■ **The request**:
Look for the word "position" in each line and report the count of matching lines, with nothing added.

---------- Information supplied

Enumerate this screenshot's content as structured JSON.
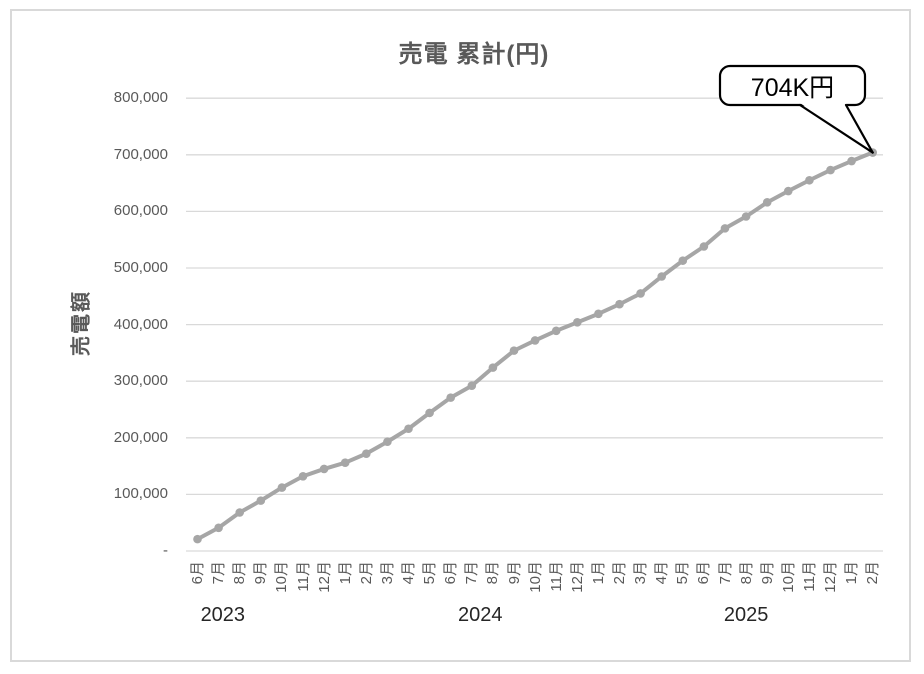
{
  "chart_data": {
    "type": "line",
    "title": "売電 累計(円)",
    "ylabel": "売電額",
    "legend": "none",
    "grid": "horizontal",
    "ylim": [
      0,
      800000
    ],
    "yticks": [
      {
        "label": "800,000",
        "value": 800000
      },
      {
        "label": "700,000",
        "value": 700000
      },
      {
        "label": "600,000",
        "value": 600000
      },
      {
        "label": "500,000",
        "value": 500000
      },
      {
        "label": "400,000",
        "value": 400000
      },
      {
        "label": "300,000",
        "value": 300000
      },
      {
        "label": "200,000",
        "value": 200000
      },
      {
        "label": "100,000",
        "value": 100000
      },
      {
        "label": "-",
        "value": 0
      }
    ],
    "categories": [
      "6月",
      "7月",
      "8月",
      "9月",
      "10月",
      "11月",
      "12月",
      "1月",
      "2月",
      "3月",
      "4月",
      "5月",
      "6月",
      "7月",
      "8月",
      "9月",
      "10月",
      "11月",
      "12月",
      "1月",
      "2月",
      "3月",
      "4月",
      "5月",
      "6月",
      "7月",
      "8月",
      "9月",
      "10月",
      "11月",
      "12月",
      "1月",
      "2月"
    ],
    "year_labels": [
      {
        "label": "2023",
        "position": 1.2
      },
      {
        "label": "2024",
        "position": 13.4
      },
      {
        "label": "2025",
        "position": 26.0
      }
    ],
    "values": [
      21000,
      41000,
      68000,
      89000,
      112000,
      132000,
      145000,
      156000,
      172000,
      193000,
      216000,
      244000,
      271000,
      292000,
      324000,
      354000,
      372000,
      389000,
      404000,
      419000,
      436000,
      455000,
      485000,
      513000,
      538000,
      570000,
      591000,
      616000,
      636000,
      655000,
      673000,
      689000,
      704000
    ],
    "callout": {
      "label": "704K円",
      "points_to_last_value": true
    },
    "colors": {
      "line": "#a6a6a6",
      "marker": "#a6a6a6",
      "grid": "#d9d9d9",
      "axis": "#d9d9d9",
      "text": "#595959",
      "year_text": "#262626",
      "callout_border": "#000000",
      "callout_fill": "#ffffff"
    }
  }
}
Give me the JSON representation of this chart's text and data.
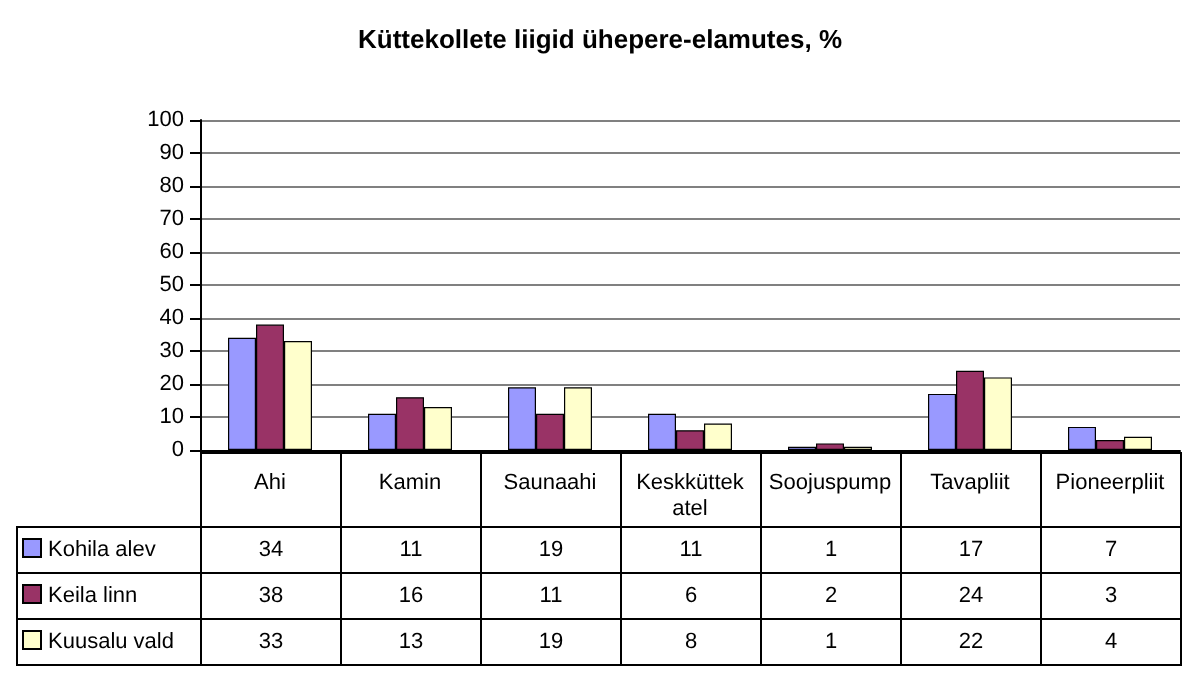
{
  "chart_data": {
    "type": "bar",
    "title": "Küttekollete liigid ühepere-elamutes, %",
    "categories": [
      "Ahi",
      "Kamin",
      "Saunaahi",
      "Keskküttekatel",
      "Soojuspump",
      "Tavapliit",
      "Pioneerpliit"
    ],
    "series": [
      {
        "name": "Kohila alev",
        "color": "#9999ff",
        "values": [
          34,
          11,
          19,
          11,
          1,
          17,
          7
        ]
      },
      {
        "name": "Keila linn",
        "color": "#993366",
        "values": [
          38,
          16,
          11,
          6,
          2,
          24,
          3
        ]
      },
      {
        "name": "Kuusalu vald",
        "color": "#ffffcc",
        "values": [
          33,
          13,
          19,
          8,
          1,
          22,
          4
        ]
      }
    ],
    "ylim": [
      0,
      100
    ],
    "yticks": [
      0,
      10,
      20,
      30,
      40,
      50,
      60,
      70,
      80,
      90,
      100
    ],
    "grid": "y",
    "legend": "bottom",
    "data_labels": true
  }
}
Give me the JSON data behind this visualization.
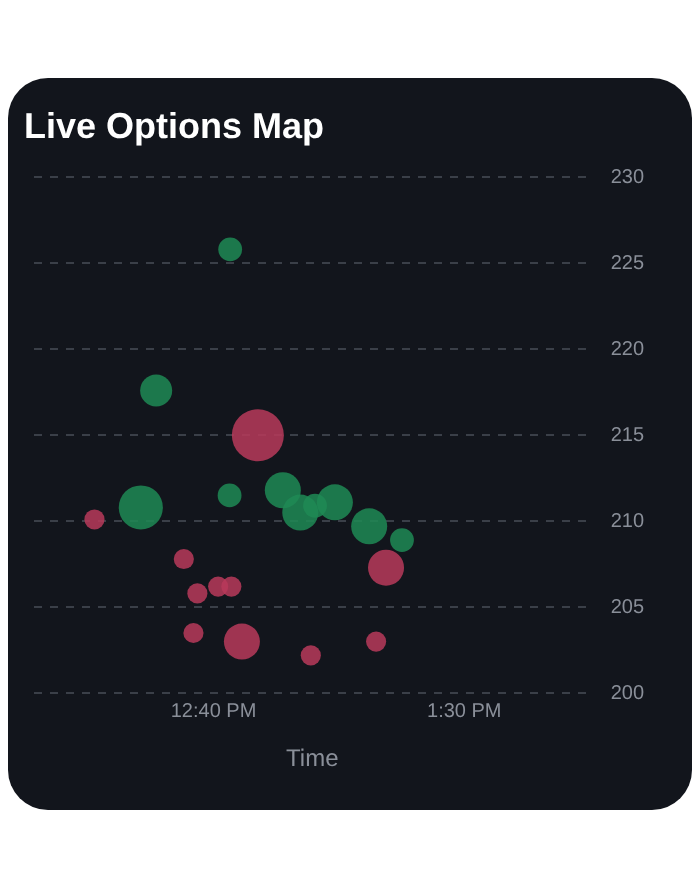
{
  "chart_data": {
    "type": "bubble",
    "title": "Live Options Map",
    "xlabel": "Time",
    "xlim": [
      12.07,
      13.92
    ],
    "xticks": [
      {
        "value": 12.6667,
        "label": "12:40 PM"
      },
      {
        "value": 13.5,
        "label": "1:30 PM"
      }
    ],
    "ylim": [
      200,
      230
    ],
    "yticks": [
      200,
      205,
      210,
      215,
      220,
      225,
      230
    ],
    "grid": "y",
    "legend": false,
    "series": [
      {
        "color": "#1f8a55",
        "x": [
          12.722,
          12.476,
          12.425,
          12.72,
          12.897,
          12.955,
          13.004,
          13.07,
          13.184,
          13.293
        ],
        "values": [
          225.8,
          217.6,
          210.8,
          211.5,
          211.8,
          210.5,
          210.9,
          211.1,
          209.7,
          208.9
        ],
        "sizes": [
          0.21,
          0.38,
          0.72,
          0.21,
          0.48,
          0.48,
          0.21,
          0.48,
          0.48,
          0.21
        ]
      },
      {
        "color": "#b8395a",
        "x": [
          12.271,
          12.814,
          13.24,
          12.568,
          12.613,
          12.682,
          12.726,
          12.6,
          12.761,
          12.99,
          13.207
        ],
        "values": [
          210.1,
          215.0,
          207.3,
          207.8,
          205.8,
          206.2,
          206.2,
          203.5,
          203.0,
          202.2,
          203.0
        ],
        "sizes": [
          0.15,
          1,
          0.48,
          0.15,
          0.15,
          0.15,
          0.15,
          0.15,
          0.48,
          0.15,
          0.15
        ]
      }
    ]
  }
}
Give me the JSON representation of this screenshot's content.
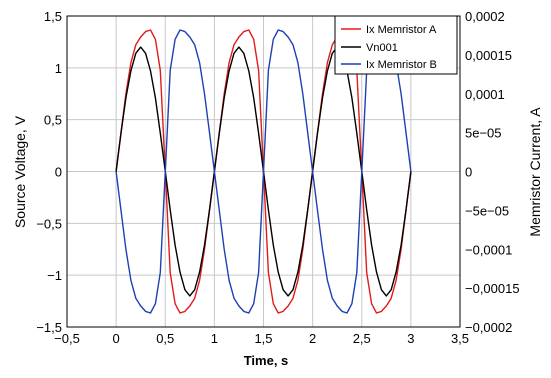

--------------------

■ **Result for this exercise**:
3